EXERCISE AIM. Return nothing but the lines from the line containing "What does this" through the last line of the records, reproduced exactly.

++++ AVAILABLE RECORDS

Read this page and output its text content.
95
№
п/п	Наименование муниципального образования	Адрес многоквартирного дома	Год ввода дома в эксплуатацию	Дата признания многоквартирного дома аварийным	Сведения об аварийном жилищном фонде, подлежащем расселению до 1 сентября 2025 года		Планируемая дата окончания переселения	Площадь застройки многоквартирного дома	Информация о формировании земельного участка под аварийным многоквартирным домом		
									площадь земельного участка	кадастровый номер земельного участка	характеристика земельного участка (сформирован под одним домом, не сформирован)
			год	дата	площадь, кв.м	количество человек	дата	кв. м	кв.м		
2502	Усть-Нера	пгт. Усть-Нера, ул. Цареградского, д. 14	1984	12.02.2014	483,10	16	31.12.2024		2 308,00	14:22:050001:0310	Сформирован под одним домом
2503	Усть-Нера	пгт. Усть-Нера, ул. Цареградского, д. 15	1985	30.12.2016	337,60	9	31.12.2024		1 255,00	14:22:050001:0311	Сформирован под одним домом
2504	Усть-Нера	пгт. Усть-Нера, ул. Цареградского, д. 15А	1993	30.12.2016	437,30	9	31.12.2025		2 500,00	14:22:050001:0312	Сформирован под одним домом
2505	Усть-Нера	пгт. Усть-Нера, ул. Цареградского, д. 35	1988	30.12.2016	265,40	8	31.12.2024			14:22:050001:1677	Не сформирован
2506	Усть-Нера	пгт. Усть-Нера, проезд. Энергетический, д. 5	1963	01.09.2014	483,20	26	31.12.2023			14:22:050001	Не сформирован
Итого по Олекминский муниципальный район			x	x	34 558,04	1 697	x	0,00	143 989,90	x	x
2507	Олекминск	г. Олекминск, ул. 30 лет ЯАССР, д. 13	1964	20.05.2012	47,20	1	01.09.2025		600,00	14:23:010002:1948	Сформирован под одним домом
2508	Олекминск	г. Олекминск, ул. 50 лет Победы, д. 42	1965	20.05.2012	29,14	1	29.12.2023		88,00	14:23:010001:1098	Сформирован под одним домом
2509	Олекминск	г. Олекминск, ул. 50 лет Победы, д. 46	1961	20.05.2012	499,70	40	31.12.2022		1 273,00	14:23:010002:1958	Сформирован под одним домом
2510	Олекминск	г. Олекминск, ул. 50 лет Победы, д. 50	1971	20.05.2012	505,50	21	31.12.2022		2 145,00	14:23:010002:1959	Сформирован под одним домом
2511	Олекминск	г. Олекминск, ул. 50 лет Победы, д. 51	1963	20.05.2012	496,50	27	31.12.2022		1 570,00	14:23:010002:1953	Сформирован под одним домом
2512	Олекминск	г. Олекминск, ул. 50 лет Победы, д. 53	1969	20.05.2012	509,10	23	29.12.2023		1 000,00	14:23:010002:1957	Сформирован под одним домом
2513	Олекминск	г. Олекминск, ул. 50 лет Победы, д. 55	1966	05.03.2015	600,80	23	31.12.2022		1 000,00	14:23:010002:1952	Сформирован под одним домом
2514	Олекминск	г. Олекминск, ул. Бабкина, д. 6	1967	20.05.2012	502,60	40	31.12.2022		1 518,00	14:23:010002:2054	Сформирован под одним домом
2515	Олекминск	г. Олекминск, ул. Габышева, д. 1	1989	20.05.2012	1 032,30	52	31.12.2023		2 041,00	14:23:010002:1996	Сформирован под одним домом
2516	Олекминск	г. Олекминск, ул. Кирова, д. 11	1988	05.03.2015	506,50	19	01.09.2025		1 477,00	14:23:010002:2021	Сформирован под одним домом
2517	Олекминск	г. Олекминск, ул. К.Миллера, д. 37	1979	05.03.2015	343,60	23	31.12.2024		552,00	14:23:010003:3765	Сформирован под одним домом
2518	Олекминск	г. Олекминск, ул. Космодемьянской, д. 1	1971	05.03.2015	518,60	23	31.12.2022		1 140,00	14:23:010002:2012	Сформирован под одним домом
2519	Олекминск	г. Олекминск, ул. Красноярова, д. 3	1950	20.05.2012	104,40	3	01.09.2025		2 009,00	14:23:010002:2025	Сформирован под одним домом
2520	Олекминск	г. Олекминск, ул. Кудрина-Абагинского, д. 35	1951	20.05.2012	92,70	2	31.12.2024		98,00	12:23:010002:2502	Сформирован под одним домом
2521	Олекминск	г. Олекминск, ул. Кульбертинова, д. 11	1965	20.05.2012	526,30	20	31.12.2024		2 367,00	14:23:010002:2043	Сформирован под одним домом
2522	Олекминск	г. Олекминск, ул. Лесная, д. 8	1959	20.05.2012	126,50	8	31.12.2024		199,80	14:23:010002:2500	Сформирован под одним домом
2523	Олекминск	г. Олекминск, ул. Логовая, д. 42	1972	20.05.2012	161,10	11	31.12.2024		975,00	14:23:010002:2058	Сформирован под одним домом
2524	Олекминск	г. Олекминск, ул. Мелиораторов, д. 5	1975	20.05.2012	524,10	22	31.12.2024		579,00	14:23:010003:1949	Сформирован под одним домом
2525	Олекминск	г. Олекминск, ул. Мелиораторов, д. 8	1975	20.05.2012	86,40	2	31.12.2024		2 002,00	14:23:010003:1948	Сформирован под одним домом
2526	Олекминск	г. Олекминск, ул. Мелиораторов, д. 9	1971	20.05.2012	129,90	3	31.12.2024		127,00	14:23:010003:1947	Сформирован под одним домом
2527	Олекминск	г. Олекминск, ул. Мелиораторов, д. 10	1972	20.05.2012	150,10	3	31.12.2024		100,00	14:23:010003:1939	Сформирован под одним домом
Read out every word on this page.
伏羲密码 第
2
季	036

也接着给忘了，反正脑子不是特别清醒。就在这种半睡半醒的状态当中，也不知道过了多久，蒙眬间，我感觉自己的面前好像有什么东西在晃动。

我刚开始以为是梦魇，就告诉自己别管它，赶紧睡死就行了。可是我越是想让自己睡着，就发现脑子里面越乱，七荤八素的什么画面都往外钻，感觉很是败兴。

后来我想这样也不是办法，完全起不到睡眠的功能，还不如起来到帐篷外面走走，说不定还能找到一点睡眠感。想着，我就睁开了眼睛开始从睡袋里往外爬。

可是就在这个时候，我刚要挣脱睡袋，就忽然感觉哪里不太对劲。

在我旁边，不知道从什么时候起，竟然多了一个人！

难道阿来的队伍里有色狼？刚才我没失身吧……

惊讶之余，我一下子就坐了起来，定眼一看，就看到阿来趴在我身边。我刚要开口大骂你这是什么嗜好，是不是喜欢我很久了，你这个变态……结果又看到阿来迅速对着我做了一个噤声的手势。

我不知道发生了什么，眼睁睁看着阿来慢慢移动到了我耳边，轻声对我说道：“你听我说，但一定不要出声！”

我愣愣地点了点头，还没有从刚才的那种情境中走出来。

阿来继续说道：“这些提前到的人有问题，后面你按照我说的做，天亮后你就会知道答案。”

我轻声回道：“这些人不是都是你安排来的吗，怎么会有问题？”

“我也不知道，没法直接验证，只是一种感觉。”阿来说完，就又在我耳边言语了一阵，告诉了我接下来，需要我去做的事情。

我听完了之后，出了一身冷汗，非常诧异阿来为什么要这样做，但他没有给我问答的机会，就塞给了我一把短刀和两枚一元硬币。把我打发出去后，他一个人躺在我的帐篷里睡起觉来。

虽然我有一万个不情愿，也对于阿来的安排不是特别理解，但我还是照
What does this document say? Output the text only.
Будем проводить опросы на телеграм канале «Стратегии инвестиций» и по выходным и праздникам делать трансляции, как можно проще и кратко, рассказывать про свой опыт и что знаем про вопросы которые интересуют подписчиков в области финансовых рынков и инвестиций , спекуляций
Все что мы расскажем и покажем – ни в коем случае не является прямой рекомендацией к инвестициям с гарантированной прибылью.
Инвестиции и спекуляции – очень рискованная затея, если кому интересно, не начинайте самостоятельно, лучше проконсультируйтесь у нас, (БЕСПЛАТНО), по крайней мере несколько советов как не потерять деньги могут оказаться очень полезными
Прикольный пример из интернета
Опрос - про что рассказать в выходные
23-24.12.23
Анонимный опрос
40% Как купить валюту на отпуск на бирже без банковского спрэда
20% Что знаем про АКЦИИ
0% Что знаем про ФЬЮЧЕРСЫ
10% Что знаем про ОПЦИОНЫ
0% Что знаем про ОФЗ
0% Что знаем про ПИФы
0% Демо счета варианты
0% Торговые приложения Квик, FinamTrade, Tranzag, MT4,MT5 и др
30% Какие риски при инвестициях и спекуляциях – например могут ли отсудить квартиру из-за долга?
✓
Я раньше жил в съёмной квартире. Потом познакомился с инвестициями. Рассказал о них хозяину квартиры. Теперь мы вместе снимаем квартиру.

++++++++

WORKED SOLUTION.
What does this document say? Output the text only.
Будем проводить опросы на телеграм канале «Стратегии инвестиций» и по выходным и праздникам делать трансляции, как можно проще и кратко, рассказывать про свой опыт и что знаем про вопросы которые интересуют подписчиков в области финансовых рынков и инвестиций , спекуляций
Все что мы расскажем и покажем – ни в коем случае не является прямой рекомендацией к инвестициям с гарантированной прибылью.
Инвестиции и спекуляции – очень рискованная затея, если кому интересно, не начинайте самостоятельно, лучше проконсультируйтесь у нас, (БЕСПЛАТНО), по крайней мере несколько советов как не потерять деньги могут оказаться очень полезными
Прикольный пример из интернета
Опрос - про что рассказать в выходные
23-24.12.23
Анонимный опрос
40% Как купить валюту на отпуск на бирже без банковского спрэда
20% Что знаем про АКЦИИ
0% Что знаем про ФЬЮЧЕРСЫ
10% Что знаем про ОПЦИОНЫ
0% Что знаем про ОФЗ
0% Что знаем про ПИФы
0% Демо счета варианты
0% Торговые приложения Квик, FinamTrade, Tranzag, MT4,MT5 и др
30% Какие риски при инвестициях и спекуляциях – например могут ли отсудить квартиру из-за долга?
✓
Я раньше жил в съёмной квартире. Потом познакомился с инвестициями. Рассказал о них хозяину квартиры. Теперь мы вместе снимаем квартиру.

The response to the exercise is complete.